Entries taken from a collection:
* begin *

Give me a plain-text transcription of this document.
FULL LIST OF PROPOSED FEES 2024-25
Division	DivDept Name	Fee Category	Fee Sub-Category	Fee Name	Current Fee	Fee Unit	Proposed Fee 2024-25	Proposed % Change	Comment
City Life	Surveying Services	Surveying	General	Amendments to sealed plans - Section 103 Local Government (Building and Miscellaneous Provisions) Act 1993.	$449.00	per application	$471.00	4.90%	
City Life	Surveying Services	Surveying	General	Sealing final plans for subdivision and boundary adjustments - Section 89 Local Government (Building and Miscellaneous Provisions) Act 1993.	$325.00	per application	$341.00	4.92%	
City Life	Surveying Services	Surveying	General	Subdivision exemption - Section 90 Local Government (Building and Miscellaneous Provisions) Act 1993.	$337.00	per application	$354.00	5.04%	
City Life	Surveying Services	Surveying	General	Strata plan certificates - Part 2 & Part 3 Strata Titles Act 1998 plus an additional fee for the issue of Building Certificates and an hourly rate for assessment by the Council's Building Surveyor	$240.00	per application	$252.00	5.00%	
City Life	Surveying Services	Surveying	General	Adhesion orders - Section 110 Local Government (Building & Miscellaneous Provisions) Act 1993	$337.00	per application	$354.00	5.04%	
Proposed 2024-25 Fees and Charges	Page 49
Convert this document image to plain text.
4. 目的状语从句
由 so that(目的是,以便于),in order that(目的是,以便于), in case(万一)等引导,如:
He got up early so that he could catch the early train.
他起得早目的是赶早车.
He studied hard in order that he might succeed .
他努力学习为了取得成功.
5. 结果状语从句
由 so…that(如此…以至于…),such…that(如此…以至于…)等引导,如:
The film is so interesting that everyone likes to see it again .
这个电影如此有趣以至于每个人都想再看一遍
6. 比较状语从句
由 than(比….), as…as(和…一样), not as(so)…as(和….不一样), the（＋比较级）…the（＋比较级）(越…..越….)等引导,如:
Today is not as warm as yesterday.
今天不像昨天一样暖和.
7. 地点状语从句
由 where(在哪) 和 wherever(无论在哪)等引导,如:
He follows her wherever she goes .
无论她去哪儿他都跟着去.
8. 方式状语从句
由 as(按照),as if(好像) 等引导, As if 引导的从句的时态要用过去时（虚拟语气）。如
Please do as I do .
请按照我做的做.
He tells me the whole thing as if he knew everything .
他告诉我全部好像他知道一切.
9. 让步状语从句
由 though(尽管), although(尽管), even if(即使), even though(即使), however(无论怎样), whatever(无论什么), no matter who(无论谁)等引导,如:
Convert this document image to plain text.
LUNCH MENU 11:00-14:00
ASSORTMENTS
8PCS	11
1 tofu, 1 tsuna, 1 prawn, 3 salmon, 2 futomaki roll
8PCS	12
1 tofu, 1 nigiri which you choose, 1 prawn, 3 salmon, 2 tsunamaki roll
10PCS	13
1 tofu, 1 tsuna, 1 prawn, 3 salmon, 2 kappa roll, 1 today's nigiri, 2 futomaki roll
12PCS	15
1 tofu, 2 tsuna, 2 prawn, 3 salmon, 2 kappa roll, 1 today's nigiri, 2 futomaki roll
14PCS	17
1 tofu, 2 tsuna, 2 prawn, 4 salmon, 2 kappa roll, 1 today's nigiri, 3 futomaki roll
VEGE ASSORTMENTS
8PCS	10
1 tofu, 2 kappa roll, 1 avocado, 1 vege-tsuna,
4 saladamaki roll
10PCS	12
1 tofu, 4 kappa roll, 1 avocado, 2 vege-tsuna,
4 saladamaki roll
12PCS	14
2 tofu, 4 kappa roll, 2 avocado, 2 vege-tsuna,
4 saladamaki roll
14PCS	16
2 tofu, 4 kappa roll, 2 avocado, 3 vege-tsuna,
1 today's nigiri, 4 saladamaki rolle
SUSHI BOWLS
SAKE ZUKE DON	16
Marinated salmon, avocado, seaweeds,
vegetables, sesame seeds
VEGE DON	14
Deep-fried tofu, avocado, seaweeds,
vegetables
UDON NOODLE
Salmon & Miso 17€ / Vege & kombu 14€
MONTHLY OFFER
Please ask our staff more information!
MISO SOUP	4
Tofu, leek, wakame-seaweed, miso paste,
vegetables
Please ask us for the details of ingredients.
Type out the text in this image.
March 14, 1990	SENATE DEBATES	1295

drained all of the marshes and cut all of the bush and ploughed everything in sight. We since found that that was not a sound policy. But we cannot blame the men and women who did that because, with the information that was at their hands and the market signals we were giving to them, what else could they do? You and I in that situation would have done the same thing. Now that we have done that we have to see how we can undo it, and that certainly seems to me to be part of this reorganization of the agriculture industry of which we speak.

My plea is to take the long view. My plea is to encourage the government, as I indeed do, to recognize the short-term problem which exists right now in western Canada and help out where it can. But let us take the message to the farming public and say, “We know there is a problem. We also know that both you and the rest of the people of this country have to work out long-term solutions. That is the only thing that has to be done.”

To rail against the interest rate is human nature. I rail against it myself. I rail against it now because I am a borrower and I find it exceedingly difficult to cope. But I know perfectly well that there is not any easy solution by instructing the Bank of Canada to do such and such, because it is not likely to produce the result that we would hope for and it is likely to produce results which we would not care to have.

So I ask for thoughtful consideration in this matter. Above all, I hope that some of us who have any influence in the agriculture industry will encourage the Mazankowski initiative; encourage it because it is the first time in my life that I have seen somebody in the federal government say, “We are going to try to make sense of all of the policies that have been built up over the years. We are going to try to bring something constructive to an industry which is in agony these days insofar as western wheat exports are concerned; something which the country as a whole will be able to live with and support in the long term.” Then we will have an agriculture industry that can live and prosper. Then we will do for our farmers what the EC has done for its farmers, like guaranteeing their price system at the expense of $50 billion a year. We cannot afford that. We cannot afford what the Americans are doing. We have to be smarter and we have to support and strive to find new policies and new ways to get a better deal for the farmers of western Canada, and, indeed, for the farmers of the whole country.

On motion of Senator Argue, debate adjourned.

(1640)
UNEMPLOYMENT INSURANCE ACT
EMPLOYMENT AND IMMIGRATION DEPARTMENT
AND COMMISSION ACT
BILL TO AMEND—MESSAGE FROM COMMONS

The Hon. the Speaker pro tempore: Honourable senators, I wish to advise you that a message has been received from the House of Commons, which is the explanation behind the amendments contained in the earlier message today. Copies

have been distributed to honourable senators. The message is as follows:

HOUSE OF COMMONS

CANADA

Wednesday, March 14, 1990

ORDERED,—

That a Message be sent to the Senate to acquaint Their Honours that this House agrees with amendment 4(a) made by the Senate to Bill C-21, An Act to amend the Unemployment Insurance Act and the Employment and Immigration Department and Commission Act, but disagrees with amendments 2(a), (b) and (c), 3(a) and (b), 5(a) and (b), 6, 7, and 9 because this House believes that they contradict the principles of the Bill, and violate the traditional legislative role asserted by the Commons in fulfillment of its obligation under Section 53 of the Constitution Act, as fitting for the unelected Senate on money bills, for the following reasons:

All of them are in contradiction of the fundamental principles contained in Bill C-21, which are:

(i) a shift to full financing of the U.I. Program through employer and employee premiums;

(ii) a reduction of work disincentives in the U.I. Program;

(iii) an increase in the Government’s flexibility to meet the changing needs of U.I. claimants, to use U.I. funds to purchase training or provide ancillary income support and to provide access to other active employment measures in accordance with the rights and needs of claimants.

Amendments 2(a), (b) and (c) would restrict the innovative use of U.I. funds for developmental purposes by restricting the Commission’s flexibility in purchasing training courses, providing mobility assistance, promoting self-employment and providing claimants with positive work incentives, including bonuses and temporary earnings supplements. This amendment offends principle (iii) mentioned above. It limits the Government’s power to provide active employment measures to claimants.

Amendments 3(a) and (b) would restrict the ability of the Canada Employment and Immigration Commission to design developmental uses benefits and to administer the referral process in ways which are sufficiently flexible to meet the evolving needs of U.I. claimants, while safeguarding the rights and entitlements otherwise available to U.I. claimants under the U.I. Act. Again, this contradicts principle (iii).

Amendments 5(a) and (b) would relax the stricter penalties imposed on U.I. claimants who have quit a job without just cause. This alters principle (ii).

* end *

Exercise brief: Only a number is expected here: the count of lines in the listing that hold the string "senators".

Right answer: 2